Begin GIVEN RECORDS

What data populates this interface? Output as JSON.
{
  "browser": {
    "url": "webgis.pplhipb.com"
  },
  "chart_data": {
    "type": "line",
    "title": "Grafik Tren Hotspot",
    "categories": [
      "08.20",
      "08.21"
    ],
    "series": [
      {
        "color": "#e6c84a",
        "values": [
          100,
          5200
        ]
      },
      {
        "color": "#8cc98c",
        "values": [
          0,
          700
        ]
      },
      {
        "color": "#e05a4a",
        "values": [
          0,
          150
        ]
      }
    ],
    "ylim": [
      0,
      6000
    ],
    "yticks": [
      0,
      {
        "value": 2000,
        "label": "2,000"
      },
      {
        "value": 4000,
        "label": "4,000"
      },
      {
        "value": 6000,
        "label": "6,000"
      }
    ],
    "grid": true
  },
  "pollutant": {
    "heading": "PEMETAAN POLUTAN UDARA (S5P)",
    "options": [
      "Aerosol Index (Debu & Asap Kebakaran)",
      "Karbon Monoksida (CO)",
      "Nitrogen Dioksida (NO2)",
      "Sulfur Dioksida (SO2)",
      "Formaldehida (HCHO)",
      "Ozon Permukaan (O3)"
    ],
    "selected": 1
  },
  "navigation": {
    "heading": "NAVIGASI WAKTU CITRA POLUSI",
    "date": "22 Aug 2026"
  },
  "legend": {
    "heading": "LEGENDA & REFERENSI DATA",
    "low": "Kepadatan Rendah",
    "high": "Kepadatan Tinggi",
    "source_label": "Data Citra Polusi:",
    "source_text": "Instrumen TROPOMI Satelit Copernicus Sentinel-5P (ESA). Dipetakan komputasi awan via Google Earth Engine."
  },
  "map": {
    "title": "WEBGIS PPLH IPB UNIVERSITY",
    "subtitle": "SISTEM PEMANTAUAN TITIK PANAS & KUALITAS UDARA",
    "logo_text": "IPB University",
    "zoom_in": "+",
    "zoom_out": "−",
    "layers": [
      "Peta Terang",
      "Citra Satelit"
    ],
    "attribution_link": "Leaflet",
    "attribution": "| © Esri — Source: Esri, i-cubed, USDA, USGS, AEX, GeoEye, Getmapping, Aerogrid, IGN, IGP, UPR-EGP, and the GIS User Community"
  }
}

End GIVEN RECORDS
Begin GIVEN RECORDS

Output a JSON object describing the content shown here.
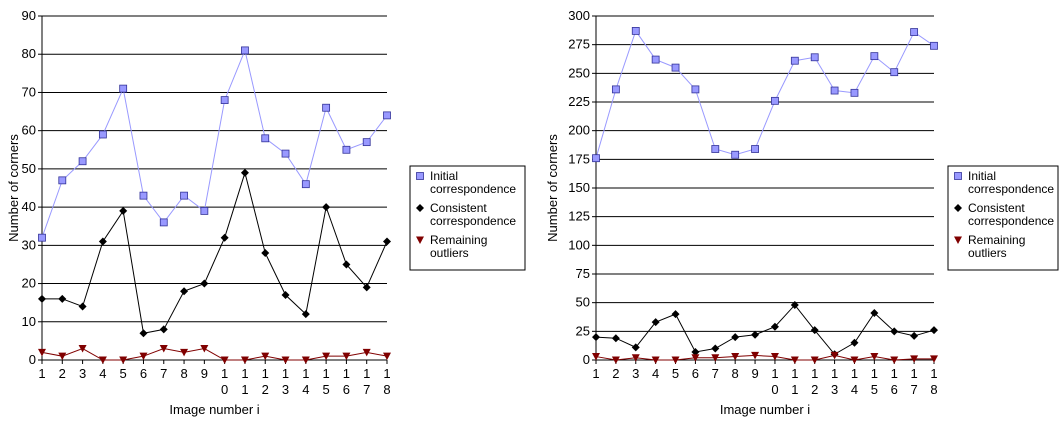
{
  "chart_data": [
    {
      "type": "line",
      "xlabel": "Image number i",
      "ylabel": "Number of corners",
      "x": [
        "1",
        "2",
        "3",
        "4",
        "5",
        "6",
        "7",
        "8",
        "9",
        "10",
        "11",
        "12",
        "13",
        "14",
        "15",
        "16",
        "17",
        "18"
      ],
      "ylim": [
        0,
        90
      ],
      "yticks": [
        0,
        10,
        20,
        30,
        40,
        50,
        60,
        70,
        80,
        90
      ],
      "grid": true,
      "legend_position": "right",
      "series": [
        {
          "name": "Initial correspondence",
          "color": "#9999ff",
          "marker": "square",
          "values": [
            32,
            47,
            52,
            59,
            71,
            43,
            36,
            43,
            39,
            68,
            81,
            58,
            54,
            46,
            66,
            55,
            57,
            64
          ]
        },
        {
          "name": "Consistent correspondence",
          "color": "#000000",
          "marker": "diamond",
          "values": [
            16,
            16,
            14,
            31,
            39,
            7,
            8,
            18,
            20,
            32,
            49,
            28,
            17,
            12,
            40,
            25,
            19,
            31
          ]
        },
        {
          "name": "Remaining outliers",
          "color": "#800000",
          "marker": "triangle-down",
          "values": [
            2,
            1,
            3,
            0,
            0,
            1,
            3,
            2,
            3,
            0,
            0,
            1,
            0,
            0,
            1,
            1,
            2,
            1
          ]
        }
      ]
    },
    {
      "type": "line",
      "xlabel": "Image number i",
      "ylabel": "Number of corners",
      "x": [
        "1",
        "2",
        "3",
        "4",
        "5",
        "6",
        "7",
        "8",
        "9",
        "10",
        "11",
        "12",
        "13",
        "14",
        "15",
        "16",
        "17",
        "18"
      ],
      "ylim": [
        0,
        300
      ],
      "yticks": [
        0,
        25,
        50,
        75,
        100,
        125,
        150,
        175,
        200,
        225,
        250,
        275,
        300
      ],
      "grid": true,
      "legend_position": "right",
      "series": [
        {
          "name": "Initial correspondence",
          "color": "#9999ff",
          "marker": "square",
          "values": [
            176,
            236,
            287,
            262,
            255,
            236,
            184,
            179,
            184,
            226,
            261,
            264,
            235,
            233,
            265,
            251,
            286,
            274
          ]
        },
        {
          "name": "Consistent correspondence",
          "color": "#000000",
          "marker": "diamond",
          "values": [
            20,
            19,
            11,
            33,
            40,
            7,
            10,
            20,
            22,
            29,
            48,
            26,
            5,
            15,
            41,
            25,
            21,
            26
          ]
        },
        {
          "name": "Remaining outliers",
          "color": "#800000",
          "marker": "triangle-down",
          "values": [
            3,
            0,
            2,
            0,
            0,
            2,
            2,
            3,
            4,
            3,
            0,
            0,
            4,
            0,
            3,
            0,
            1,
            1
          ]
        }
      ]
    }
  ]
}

End GIVEN RECORDS
Begin GIVEN RECORDS

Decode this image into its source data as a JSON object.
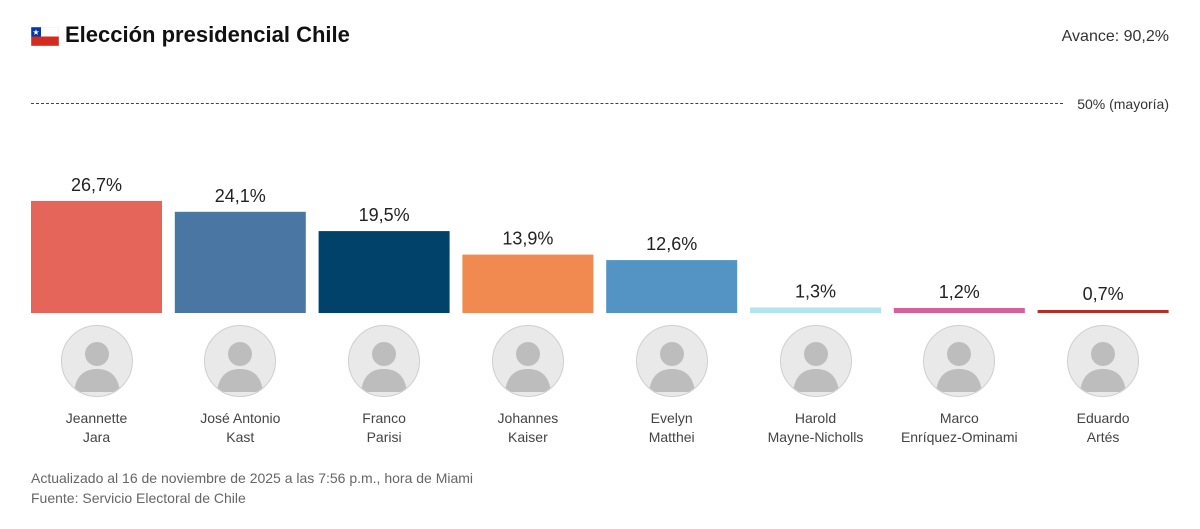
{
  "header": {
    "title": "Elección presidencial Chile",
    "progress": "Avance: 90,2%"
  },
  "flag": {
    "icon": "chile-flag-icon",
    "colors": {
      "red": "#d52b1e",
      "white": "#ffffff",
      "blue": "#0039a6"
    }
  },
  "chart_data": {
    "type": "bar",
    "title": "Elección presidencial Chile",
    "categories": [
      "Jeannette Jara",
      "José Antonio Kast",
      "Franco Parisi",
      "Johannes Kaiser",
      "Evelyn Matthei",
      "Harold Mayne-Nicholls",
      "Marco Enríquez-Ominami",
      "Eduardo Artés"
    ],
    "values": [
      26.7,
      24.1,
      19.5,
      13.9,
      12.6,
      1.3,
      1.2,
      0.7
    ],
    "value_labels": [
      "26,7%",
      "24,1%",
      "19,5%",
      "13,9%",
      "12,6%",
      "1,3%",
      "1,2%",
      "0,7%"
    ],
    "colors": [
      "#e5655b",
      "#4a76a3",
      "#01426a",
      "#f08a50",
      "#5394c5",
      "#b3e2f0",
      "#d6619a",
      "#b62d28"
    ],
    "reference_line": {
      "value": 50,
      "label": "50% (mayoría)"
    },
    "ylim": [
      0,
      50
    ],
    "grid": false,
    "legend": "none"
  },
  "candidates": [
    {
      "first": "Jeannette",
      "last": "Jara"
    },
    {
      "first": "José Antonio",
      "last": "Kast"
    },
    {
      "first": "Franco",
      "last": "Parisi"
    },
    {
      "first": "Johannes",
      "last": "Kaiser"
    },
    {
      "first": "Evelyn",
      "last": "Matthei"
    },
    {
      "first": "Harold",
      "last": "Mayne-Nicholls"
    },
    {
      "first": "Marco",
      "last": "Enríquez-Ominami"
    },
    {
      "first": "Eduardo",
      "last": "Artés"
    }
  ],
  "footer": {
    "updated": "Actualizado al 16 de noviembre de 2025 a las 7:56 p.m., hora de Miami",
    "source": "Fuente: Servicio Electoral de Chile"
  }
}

End GIVEN RECORDS

SET TASK: Copy out every line of the data that includes the word "Kepadatan".

COMPLETED TASK:
    "low": "Kepadatan Rendah",
    "high": "Kepadatan Tinggi",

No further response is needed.